In the records that follow, show each line where the word "this" is present.

● **Records from a dataset**:
════════════════════

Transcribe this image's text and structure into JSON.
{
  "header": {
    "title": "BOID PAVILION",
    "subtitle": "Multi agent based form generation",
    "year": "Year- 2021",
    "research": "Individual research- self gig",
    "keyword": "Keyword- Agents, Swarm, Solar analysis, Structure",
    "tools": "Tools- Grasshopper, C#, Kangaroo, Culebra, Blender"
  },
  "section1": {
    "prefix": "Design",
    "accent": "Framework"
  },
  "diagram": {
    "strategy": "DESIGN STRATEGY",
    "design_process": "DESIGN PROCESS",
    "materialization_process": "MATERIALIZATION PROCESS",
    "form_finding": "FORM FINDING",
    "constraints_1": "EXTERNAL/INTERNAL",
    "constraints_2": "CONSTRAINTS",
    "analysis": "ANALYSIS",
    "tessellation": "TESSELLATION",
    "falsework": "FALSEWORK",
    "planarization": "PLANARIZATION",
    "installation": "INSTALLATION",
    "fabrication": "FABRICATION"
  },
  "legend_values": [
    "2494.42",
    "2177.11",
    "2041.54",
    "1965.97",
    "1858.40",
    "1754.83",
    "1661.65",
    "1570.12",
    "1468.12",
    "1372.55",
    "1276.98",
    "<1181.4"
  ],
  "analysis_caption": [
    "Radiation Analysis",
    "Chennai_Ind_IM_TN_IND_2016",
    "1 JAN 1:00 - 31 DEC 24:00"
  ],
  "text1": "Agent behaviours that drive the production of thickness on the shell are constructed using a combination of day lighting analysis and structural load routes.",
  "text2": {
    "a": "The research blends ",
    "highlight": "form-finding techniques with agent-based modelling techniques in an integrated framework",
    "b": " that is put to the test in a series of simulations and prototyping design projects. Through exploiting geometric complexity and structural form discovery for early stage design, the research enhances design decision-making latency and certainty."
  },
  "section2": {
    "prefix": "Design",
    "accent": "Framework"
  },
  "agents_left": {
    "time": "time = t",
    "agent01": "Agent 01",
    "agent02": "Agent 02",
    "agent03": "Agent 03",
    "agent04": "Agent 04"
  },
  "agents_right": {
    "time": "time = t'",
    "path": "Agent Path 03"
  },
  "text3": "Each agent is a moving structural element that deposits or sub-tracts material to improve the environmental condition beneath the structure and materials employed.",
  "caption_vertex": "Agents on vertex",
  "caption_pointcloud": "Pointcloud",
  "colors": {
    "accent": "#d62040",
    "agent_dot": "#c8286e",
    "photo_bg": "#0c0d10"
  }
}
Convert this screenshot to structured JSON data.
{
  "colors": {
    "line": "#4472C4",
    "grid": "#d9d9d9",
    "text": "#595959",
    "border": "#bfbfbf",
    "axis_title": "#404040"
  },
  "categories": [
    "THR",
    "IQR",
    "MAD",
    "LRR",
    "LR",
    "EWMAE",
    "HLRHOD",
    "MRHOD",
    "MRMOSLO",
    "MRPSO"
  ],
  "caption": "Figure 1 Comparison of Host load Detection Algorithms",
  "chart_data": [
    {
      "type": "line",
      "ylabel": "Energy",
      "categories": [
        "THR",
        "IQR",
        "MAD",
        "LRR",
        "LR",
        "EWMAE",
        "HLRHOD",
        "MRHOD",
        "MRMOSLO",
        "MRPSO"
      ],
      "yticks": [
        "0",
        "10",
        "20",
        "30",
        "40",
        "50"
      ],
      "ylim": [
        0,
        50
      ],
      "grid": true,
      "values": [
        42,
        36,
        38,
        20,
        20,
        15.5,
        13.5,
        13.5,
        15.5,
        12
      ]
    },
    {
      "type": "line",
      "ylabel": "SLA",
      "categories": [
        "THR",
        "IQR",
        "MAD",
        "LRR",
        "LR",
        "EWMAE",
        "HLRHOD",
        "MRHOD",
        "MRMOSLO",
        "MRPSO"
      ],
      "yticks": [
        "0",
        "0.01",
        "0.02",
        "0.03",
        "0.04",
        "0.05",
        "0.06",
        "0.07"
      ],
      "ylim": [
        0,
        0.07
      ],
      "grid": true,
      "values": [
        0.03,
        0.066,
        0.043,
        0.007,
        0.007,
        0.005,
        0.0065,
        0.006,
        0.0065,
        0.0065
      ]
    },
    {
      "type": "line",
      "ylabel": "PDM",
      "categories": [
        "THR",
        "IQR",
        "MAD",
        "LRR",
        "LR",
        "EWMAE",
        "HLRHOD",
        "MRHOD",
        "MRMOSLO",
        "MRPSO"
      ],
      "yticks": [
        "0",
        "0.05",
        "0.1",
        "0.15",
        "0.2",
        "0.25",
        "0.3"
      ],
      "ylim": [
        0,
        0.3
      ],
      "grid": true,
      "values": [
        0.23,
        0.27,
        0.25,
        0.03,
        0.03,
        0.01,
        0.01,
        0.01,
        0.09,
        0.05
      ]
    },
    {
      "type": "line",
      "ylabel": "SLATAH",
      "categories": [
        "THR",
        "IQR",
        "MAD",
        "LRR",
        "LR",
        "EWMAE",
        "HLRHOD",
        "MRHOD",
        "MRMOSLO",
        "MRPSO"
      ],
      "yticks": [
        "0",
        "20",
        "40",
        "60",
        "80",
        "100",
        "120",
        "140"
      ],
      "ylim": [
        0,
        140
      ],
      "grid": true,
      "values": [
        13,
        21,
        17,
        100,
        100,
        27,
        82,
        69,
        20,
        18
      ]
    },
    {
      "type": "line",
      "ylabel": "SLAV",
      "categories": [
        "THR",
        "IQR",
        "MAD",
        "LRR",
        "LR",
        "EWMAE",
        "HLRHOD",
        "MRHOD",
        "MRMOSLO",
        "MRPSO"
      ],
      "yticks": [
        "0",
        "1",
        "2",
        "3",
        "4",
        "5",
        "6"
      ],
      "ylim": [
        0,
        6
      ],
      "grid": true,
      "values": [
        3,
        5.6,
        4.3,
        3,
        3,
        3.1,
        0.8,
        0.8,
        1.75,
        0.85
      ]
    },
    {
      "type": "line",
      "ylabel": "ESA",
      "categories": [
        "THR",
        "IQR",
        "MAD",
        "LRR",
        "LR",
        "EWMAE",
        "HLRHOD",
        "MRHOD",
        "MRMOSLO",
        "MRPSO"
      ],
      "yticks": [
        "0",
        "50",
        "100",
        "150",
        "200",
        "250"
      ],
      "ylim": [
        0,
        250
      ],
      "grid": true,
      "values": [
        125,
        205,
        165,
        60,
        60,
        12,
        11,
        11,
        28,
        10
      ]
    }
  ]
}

════════════════════

● **PROBLEM SOLUTION**:
Transcribe this image's text and structure into JSON.
Convert this screenshot to structured JSON data.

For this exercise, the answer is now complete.